**** Provided records

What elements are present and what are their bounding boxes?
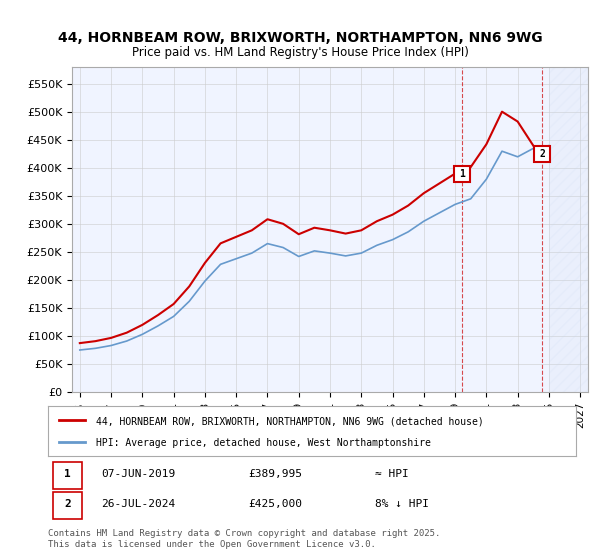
Text: HPI: Average price, detached house, West Northamptonshire: HPI: Average price, detached house, West… [95,438,430,449]
Text: Contains HM Land Registry data © Crown copyright and database right 2025.
This d: Contains HM Land Registry data © Crown c… [48,529,440,549]
Text: 2: 2 [64,500,71,509]
Text: 44, HORNBEAM ROW, BRIXWORTH, NORTHAMPTON, NN6 9WG: 44, HORNBEAM ROW, BRIXWORTH, NORTHAMPTON… [58,31,542,45]
Text: 44, HORNBEAM ROW, BRIXWORTH, NORTHAMPTON, NN6 9WG (detached house): 44, HORNBEAM ROW, BRIXWORTH, NORTHAMPTON… [95,416,483,426]
Bar [549,67,588,392]
Text: 8% ↓ HPI: 8% ↓ HPI [376,500,430,509]
FancyBboxPatch shape [53,462,82,489]
Text: Price paid vs. HM Land Registry's House Price Index (HPI): Price paid vs. HM Land Registry's House … [131,46,469,59]
Text: £425,000: £425,000 [248,500,302,509]
Text: 1: 1 [459,169,465,179]
FancyBboxPatch shape [53,492,82,519]
Text: ≈ HPI: ≈ HPI [376,469,409,479]
Text: 1: 1 [64,469,71,479]
Text: 2: 2 [539,149,545,159]
Text: 26-JUL-2024: 26-JUL-2024 [101,500,175,509]
Text: 07-JUN-2019: 07-JUN-2019 [101,469,175,479]
Text: £389,995: £389,995 [248,469,302,479]
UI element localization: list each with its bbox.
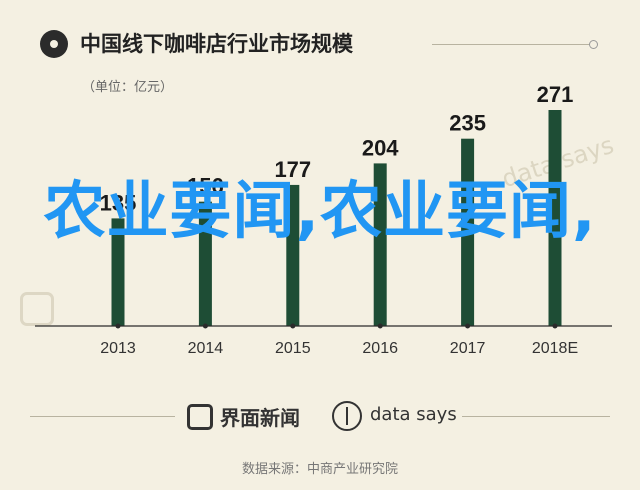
title-end-dot-icon <box>589 40 598 49</box>
value-label-2017: 235 <box>449 111 486 136</box>
x-tick-label-2016: 2016 <box>362 340 398 357</box>
bar-2018E <box>548 110 562 326</box>
bar-2016 <box>373 163 387 326</box>
datasays-logo-icon <box>332 401 362 431</box>
partner-name: data says <box>370 404 457 425</box>
jiemian-watermark-icon <box>20 292 54 326</box>
brand-name: 界面新闻 <box>220 406 300 430</box>
bar-2017 <box>461 138 475 326</box>
data-source: 数据来源：中商产业研究院 <box>241 462 398 477</box>
value-label-2016: 204 <box>362 135 399 160</box>
bar-2013 <box>111 218 125 326</box>
x-tick-label-2013: 2013 <box>100 340 136 357</box>
x-tick-label-2015: 2015 <box>275 340 311 357</box>
footer-divider-left <box>30 416 175 417</box>
footer-divider-right <box>462 416 610 417</box>
chart-title: 中国线下咖啡店行业市场规模 <box>80 32 353 56</box>
unit-label: （单位：亿元） <box>82 80 174 95</box>
footer: 界面新闻 data says <box>30 398 610 438</box>
value-label-2018E: 271 <box>537 82 574 107</box>
x-tick-label-2017: 2017 <box>450 340 486 357</box>
overlay-headline: 农业要闻,农业要闻, <box>43 174 597 247</box>
title-divider <box>432 44 590 45</box>
chart-header: 中国线下咖啡店行业市场规模 <box>40 28 600 60</box>
x-tick-label-2018E: 2018E <box>532 340 578 357</box>
bar-2014 <box>198 201 212 326</box>
value-label-2013: 135 <box>100 190 137 215</box>
value-label-2015: 177 <box>274 157 311 182</box>
jiemian-logo-icon <box>187 404 213 430</box>
value-label-2014: 156 <box>187 174 224 199</box>
x-tick-label-2014: 2014 <box>188 340 224 357</box>
record-icon <box>40 30 68 58</box>
bar-2015 <box>286 184 300 326</box>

********

- Problem to solve
Format only the lines starting at the one containing "Text: HPI: Average" and ending at the one containing "UI element localization: list", both included, as a JSON list of strings with one string per line. Omit blank lines.

- Completed exercise
[
  "Text: HPI: Average price, detached house, West Northamptonshire: HPI: Average price, detached house, West… [95,438,430,449]",
  "Text: Contains HM Land Registry data © Crown copyright and database right 2025.",
  "This d: Contains HM Land Registry data © Crown c… [48,529,440,549]",
  "Text: 2: 2 [64,500,71,509]",
  "Text: 44, HORNBEAM ROW, BRIXWORTH, NORTHAMPTON, NN6 9WG: 44, HORNBEAM ROW, BRIXWORTH, NORTHAMPTON… [58,31,542,45]",
  "Text: 44, HORNBEAM ROW, BRIXWORTH, NORTHAMPTON, NN6 9WG (detached house): 44, HORNBEAM ROW, BRIXWORTH, NORTHAMPTON… [95,416,483,426]",
  "Bar [549,67,588,392]",
  "Text: 8% ↓ HPI: 8% ↓ HPI [376,500,430,509]",
  "FancyBboxPatch shape [53,462,82,489]",
  "Text: Price paid vs. HM Land Registry's House Price Index (HPI): Price paid vs. HM Land Registry's House … [131,46,469,59]",
  "Text: £425,000: £425,000 [248,500,302,509]",
  "Text: 1: 1 [459,169,465,179]",
  "FancyBboxPatch shape [53,492,82,519]",
  "Text: ≈ HPI: ≈ HPI [376,469,409,479]",
  "Text: 1: 1 [64,469,71,479]",
  "Text: 2: 2 [539,149,545,159]",
  "Text: 26-JUL-2024: 26-JUL-2024 [101,500,175,509]",
  "Text: 07-JUN-2019: 07-JUN-2019 [101,469,175,479]",
  "Text: £389,995: £389,995 [248,469,302,479]",
  "UI element localization: list each with its bbox."
]